Stored data entries:
_ _ _ _

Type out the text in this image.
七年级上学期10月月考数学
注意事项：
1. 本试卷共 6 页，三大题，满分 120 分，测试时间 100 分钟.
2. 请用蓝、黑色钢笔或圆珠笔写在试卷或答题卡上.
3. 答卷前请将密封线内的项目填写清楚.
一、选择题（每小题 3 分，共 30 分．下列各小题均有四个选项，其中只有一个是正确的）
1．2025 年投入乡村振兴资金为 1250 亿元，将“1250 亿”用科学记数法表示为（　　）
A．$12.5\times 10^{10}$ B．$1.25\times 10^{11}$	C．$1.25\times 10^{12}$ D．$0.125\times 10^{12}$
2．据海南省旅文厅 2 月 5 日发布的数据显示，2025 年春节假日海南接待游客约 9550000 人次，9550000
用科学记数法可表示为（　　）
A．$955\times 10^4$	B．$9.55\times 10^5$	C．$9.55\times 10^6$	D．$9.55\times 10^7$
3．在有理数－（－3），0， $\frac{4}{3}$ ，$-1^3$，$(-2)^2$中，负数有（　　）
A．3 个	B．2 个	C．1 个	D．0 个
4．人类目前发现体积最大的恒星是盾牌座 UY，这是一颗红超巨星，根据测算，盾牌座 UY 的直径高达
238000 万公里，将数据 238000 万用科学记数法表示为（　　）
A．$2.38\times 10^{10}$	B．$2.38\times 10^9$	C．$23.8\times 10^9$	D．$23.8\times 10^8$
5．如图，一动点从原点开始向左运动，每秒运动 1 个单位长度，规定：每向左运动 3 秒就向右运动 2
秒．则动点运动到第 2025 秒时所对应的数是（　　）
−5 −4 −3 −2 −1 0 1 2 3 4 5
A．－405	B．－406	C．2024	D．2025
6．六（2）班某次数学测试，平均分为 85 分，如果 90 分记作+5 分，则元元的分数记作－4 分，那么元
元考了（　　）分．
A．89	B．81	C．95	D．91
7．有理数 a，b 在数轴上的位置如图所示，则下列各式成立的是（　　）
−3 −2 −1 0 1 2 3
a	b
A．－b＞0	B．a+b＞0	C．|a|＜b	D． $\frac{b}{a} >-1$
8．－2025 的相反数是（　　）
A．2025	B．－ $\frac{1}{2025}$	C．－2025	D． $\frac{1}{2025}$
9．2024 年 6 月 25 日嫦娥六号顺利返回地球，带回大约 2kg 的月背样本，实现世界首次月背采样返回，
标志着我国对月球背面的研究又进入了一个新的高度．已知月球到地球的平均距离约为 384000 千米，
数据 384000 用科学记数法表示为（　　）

_ _ _ _

STATED TASK:
Give the data again, exactly as it stands.

THE ANSWER:
Type out the text in this image.
七年级上学期10月月考数学
注意事项：
1. 本试卷共 6 页，三大题，满分 120 分，测试时间 100 分钟.
2. 请用蓝、黑色钢笔或圆珠笔写在试卷或答题卡上.
3. 答卷前请将密封线内的项目填写清楚.
一、选择题（每小题 3 分，共 30 分．下列各小题均有四个选项，其中只有一个是正确的）
1．2025 年投入乡村振兴资金为 1250 亿元，将“1250 亿”用科学记数法表示为（　　）
A．$12.5\times 10^{10}$ B．$1.25\times 10^{11}$	C．$1.25\times 10^{12}$ D．$0.125\times 10^{12}$
2．据海南省旅文厅 2 月 5 日发布的数据显示，2025 年春节假日海南接待游客约 9550000 人次，9550000
用科学记数法可表示为（　　）
A．$955\times 10^4$	B．$9.55\times 10^5$	C．$9.55\times 10^6$	D．$9.55\times 10^7$
3．在有理数－（－3），0， $\frac{4}{3}$ ，$-1^3$，$(-2)^2$中，负数有（　　）
A．3 个	B．2 个	C．1 个	D．0 个
4．人类目前发现体积最大的恒星是盾牌座 UY，这是一颗红超巨星，根据测算，盾牌座 UY 的直径高达
238000 万公里，将数据 238000 万用科学记数法表示为（　　）
A．$2.38\times 10^{10}$	B．$2.38\times 10^9$	C．$23.8\times 10^9$	D．$23.8\times 10^8$
5．如图，一动点从原点开始向左运动，每秒运动 1 个单位长度，规定：每向左运动 3 秒就向右运动 2
秒．则动点运动到第 2025 秒时所对应的数是（　　）
−5 −4 −3 −2 −1 0 1 2 3 4 5
A．－405	B．－406	C．2024	D．2025
6．六（2）班某次数学测试，平均分为 85 分，如果 90 分记作+5 分，则元元的分数记作－4 分，那么元
元考了（　　）分．
A．89	B．81	C．95	D．91
7．有理数 a，b 在数轴上的位置如图所示，则下列各式成立的是（　　）
−3 −2 −1 0 1 2 3
a	b
A．－b＞0	B．a+b＞0	C．|a|＜b	D． $\frac{b}{a} >-1$
8．－2025 的相反数是（　　）
A．2025	B．－ $\frac{1}{2025}$	C．－2025	D． $\frac{1}{2025}$
9．2024 年 6 月 25 日嫦娥六号顺利返回地球，带回大约 2kg 的月背样本，实现世界首次月背采样返回，
标志着我国对月球背面的研究又进入了一个新的高度．已知月球到地球的平均距离约为 384000 千米，
数据 384000 用科学记数法表示为（　　）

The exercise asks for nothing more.